### Provided entries:
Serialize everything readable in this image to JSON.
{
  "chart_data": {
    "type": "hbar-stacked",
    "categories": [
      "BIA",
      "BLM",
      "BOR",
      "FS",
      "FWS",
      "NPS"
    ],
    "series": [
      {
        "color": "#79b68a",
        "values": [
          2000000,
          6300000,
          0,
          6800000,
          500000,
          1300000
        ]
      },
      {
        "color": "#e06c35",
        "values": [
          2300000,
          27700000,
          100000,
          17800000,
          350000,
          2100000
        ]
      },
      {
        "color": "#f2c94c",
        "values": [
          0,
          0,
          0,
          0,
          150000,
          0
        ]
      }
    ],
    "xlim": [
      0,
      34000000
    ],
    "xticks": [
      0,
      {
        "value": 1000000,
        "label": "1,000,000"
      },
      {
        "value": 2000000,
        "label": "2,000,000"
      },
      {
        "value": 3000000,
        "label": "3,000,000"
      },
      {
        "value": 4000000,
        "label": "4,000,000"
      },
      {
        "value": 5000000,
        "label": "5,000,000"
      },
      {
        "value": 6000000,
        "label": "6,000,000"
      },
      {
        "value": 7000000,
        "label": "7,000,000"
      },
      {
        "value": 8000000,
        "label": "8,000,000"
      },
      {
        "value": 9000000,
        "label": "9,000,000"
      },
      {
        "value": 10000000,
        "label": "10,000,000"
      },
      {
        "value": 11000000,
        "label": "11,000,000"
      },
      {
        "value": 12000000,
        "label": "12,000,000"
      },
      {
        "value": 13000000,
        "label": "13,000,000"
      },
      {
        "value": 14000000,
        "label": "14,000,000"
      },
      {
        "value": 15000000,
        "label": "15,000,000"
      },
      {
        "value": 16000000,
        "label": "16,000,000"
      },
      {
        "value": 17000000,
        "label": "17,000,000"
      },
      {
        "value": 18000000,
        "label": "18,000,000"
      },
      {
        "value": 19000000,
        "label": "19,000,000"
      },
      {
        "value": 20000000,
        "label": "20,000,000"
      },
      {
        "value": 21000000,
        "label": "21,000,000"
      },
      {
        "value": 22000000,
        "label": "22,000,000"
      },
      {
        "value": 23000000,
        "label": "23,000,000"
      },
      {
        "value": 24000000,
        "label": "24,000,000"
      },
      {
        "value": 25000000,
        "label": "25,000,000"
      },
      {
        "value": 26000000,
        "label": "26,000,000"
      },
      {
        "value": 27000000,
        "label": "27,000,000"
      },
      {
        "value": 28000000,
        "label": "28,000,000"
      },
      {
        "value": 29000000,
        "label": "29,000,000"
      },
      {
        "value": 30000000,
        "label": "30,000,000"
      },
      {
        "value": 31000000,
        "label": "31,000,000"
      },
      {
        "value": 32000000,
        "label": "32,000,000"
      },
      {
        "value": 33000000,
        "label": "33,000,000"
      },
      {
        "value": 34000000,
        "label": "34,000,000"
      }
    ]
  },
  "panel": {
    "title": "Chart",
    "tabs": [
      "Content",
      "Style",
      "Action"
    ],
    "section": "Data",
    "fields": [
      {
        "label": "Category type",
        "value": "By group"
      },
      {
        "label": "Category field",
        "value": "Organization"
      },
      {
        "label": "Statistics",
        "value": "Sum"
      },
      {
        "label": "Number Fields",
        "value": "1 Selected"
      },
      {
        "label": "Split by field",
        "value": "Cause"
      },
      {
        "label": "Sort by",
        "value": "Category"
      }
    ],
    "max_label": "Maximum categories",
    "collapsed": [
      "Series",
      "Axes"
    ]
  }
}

### Exercise description:
Write out every entry again, keeping each line exactly the same.

### Exercise result:
Serialize everything readable in this image to JSON.
{
  "chart_data": {
    "type": "hbar-stacked",
    "categories": [
      "BIA",
      "BLM",
      "BOR",
      "FS",
      "FWS",
      "NPS"
    ],
    "series": [
      {
        "color": "#79b68a",
        "values": [
          2000000,
          6300000,
          0,
          6800000,
          500000,
          1300000
        ]
      },
      {
        "color": "#e06c35",
        "values": [
          2300000,
          27700000,
          100000,
          17800000,
          350000,
          2100000
        ]
      },
      {
        "color": "#f2c94c",
        "values": [
          0,
          0,
          0,
          0,
          150000,
          0
        ]
      }
    ],
    "xlim": [
      0,
      34000000
    ],
    "xticks": [
      0,
      {
        "value": 1000000,
        "label": "1,000,000"
      },
      {
        "value": 2000000,
        "label": "2,000,000"
      },
      {
        "value": 3000000,
        "label": "3,000,000"
      },
      {
        "value": 4000000,
        "label": "4,000,000"
      },
      {
        "value": 5000000,
        "label": "5,000,000"
      },
      {
        "value": 6000000,
        "label": "6,000,000"
      },
      {
        "value": 7000000,
        "label": "7,000,000"
      },
      {
        "value": 8000000,
        "label": "8,000,000"
      },
      {
        "value": 9000000,
        "label": "9,000,000"
      },
      {
        "value": 10000000,
        "label": "10,000,000"
      },
      {
        "value": 11000000,
        "label": "11,000,000"
      },
      {
        "value": 12000000,
        "label": "12,000,000"
      },
      {
        "value": 13000000,
        "label": "13,000,000"
      },
      {
        "value": 14000000,
        "label": "14,000,000"
      },
      {
        "value": 15000000,
        "label": "15,000,000"
      },
      {
        "value": 16000000,
        "label": "16,000,000"
      },
      {
        "value": 17000000,
        "label": "17,000,000"
      },
      {
        "value": 18000000,
        "label": "18,000,000"
      },
      {
        "value": 19000000,
        "label": "19,000,000"
      },
      {
        "value": 20000000,
        "label": "20,000,000"
      },
      {
        "value": 21000000,
        "label": "21,000,000"
      },
      {
        "value": 22000000,
        "label": "22,000,000"
      },
      {
        "value": 23000000,
        "label": "23,000,000"
      },
      {
        "value": 24000000,
        "label": "24,000,000"
      },
      {
        "value": 25000000,
        "label": "25,000,000"
      },
      {
        "value": 26000000,
        "label": "26,000,000"
      },
      {
        "value": 27000000,
        "label": "27,000,000"
      },
      {
        "value": 28000000,
        "label": "28,000,000"
      },
      {
        "value": 29000000,
        "label": "29,000,000"
      },
      {
        "value": 30000000,
        "label": "30,000,000"
      },
      {
        "value": 31000000,
        "label": "31,000,000"
      },
      {
        "value": 32000000,
        "label": "32,000,000"
      },
      {
        "value": 33000000,
        "label": "33,000,000"
      },
      {
        "value": 34000000,
        "label": "34,000,000"
      }
    ]
  },
  "panel": {
    "title": "Chart",
    "tabs": [
      "Content",
      "Style",
      "Action"
    ],
    "section": "Data",
    "fields": [
      {
        "label": "Category type",
        "value": "By group"
      },
      {
        "label": "Category field",
        "value": "Organization"
      },
      {
        "label": "Statistics",
        "value": "Sum"
      },
      {
        "label": "Number Fields",
        "value": "1 Selected"
      },
      {
        "label": "Split by field",
        "value": "Cause"
      },
      {
        "label": "Sort by",
        "value": "Category"
      }
    ],
    "max_label": "Maximum categories",
    "collapsed": [
      "Series",
      "Axes"
    ]
  }
}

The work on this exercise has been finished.